Yes it's interesting :-) It fixes a silent database data corruption in
our product kernel. The most dangerous point is, it happens silent even
in-data checksum is used, this issue is detected by out-of-data checksum.

> I am not positive if it will work in practice-- the most likely
> objects to be cached are filesystem metadata.  Won't most filesystems
> fall apart if some of their data structures revert back to an earlier
> point of time?

For database workload, most of data cached on SSD is data blocks of
database file which are replied from binlog (for example mysql). File
system won't complain for such situation, and an early version means all
transactions information since last update are all lost, in *silence*.

Even the read request failed on file system meta data, because finally a
stale data will be provided to kernel file system code, it is probably
file system won't complain as well. Because,
- file system reports error when I/O failed, if a stale data from
recovery provided to file system, file system just uses the stale data
until a worse failure detected by file system code.
- if file system use a metadata checksum, and the checksum is inside
metadata block (it is quite common), because the stale data is also
checksum consistent, file system won't report error as well.

So the data corruption happens in application level, even file system
kernel code still thinks everything is consistent on disk ....

Thanks.

Coly Li


> On Tue, Sep 19, 2017 at 3:24 PM, Coly Li <colyli@suse.de> wrote:
>> When bcache does read I/Os, for example in writeback or writethrough mode,
>> if a read request on cache device is failed, bcache will try to recovery
>> the request by reading from cached device. If the data on cached device is
>> not synced with cache device, then requester will get a stale data.
>>
>> For critical storage system like database, providing stale data from
>> recovery may result an application level data corruption, which is
>> unacceptible. But for some other situation like multi-media stream cache,
>> continuous service may be more important and it is acceptible to fetch
>> a chunk of stale data.
>>
>> This patch tries to solve the above conflict by adding a sysfs option
>>         /sys/block/bcache<idx>/bcache/allow_stale_data_on_failure
>> which is defaultly cleared (to 0) as disabled. Now people can make choices
>> for different situations.

=======

- _TASKS AND EXERCISES_
(a) Answer these questions about the bcache stale-data discussion:
(i) What kind of checksum detected the silent corruption in the product kernel?
(ii) What use case does the discussion give in which fetching a chunk of stale data may be acceptable?
(iii) What is the default setting of the sysfs option that the patch adds?
(b) Write the next part of the bcache stale-data discussion, picking up right after its final sentence.
The material after this text is separate from the text itself.

=======

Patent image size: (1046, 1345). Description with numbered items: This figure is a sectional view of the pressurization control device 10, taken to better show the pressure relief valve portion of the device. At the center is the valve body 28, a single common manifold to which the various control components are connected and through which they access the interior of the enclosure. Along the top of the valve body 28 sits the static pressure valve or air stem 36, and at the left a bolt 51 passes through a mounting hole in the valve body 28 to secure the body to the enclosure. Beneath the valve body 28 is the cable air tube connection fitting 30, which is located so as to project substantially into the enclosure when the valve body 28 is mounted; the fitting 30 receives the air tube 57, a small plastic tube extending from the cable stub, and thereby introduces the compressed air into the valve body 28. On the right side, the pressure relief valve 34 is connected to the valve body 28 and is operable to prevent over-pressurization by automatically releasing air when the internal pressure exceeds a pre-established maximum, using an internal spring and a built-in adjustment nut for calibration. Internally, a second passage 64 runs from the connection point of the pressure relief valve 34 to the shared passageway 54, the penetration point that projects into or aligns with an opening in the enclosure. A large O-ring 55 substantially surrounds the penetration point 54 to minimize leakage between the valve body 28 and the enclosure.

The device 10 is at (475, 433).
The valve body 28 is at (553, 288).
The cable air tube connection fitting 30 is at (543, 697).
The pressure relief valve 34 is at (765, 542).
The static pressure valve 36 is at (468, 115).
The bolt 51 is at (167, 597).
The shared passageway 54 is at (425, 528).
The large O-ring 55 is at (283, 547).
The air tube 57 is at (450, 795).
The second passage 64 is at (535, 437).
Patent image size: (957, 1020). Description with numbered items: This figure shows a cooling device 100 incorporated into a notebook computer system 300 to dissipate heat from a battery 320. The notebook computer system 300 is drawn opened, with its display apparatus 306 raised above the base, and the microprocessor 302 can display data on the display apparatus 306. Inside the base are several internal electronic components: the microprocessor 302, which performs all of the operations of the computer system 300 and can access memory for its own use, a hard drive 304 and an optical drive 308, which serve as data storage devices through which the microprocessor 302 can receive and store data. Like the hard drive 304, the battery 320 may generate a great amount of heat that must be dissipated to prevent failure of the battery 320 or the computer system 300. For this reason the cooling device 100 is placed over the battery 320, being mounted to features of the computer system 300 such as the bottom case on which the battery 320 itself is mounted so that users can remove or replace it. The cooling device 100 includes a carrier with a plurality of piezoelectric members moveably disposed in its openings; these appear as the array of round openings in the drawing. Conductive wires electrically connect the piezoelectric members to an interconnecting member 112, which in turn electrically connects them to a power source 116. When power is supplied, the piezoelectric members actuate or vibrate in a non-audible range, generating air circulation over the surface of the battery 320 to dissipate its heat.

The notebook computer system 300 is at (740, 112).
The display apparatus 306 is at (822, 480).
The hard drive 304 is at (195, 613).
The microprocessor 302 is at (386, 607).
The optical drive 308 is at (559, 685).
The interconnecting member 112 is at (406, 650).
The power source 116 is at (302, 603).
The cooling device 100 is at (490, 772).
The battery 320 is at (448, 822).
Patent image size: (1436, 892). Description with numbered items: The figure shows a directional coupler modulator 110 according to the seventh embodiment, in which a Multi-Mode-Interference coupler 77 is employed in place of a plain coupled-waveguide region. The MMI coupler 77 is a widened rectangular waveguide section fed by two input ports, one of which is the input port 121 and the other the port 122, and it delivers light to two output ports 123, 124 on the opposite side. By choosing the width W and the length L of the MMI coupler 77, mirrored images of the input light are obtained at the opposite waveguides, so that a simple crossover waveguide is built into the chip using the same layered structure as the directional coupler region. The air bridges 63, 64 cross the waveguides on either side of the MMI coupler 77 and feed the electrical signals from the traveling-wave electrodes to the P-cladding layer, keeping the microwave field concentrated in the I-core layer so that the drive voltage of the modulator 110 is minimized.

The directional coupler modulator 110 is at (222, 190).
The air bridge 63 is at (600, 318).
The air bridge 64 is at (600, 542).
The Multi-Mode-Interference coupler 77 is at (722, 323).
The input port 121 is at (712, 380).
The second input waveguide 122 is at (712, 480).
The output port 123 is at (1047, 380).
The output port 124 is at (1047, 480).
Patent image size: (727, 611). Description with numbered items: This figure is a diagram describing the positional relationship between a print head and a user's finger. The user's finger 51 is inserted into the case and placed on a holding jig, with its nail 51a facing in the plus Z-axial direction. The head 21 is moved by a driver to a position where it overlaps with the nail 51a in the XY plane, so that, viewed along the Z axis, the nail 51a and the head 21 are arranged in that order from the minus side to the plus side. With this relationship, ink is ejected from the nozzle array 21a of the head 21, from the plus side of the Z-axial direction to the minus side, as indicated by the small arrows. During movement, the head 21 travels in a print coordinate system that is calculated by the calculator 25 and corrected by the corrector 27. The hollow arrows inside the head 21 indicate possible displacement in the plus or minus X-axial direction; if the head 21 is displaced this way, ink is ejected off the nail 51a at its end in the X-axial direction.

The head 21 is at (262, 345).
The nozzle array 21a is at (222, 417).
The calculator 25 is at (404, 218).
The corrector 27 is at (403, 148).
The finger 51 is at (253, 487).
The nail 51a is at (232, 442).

=======

- _ANSWERS TO THE PROBLEMS_
(a)
(i) An out-of-data checksum.
(ii) A multi-media stream cache.
(iii) It is cleared to 0, which means disabled.

(b)
>>
>> With this patch, for a failed read request in writeback or writethrough
>> mode, recovery a recoverable read request only happens in one of the
>> following conditions,
>>  - dc->has_dirty is zero. It means all data on cache device is synced to
>>    cached device, the recoveried data is up-to-date.
>>  - dc->has_dirty is non-zero, and dc->allow_stale_data_on_failure is set
>>    to 1. It means there is dirty data not synced to cached device yet, but
>>    option allow_stale_data_on_failure is set, receiving stale data is
>>    explicitly acceptible for requester.
>>
>> For other cache modes in bcache, read request will never hit
>> cached_dev_read_error(), they don't need this patch.
>>
>> Please note, because cache mode can be switched arbitrarily in run time, a
>> writethrough mode might be switched from a writeback mode. Therefore
>> checking dc->has_data in writethrough mode still makes sense.
>>
>> Changelog:
>> v2: rename sysfs entry from allow_stale_data_on_failure  to
>>     allow_stale_data_on_failure, and fix the confusing commit log.
>> v1: initial patch posted.
>>
>> Signed-off-by: Coly Li <colyli@suse.de>
>> Reported-by: Arne Wolf <awolf@lenovo.com>
>> Cc: Nix <nix@esperi.org.uk>
>> Cc: Kai Krakow <hurikhan77@gmail.com>
>> Cc: Eric Wheeler <bcache@lists.ewheeler.net>
>> Cc: Junhui Tang <tang.junhui@zte.com.cn>
>> Cc: stable@vger.kernel.org

[snip]
Michael Lyle Sept. 20, 2017, 3:40 p.m. UTC | #3
On Wed, Sep 20, 2017 at 3:28 AM, Coly Li <colyli@suse.de> wrote:
> Even the read request failed on file system meta data, because finally a
> stale data will be provided to kernel file system code, it is probably
> file system won't complain as well.

The scary case is when filesystem data that points to other filesystem
data is cached.  E.g. the data structures representing what space is
free on disk, or a directory, or a database btree.  Some examples:

Free space handling-- if a big file /foo is created, and the active
free-space datastructures are in cache (and this is likely, because
actively written places can have their writeback-writes
cancelled/deferred indefinitely)-- and then later the caching disk
fails, an old version of this will be read from disk.  Later, an
effort to write a file /bar allocates the space used by /foo, and
writes over it.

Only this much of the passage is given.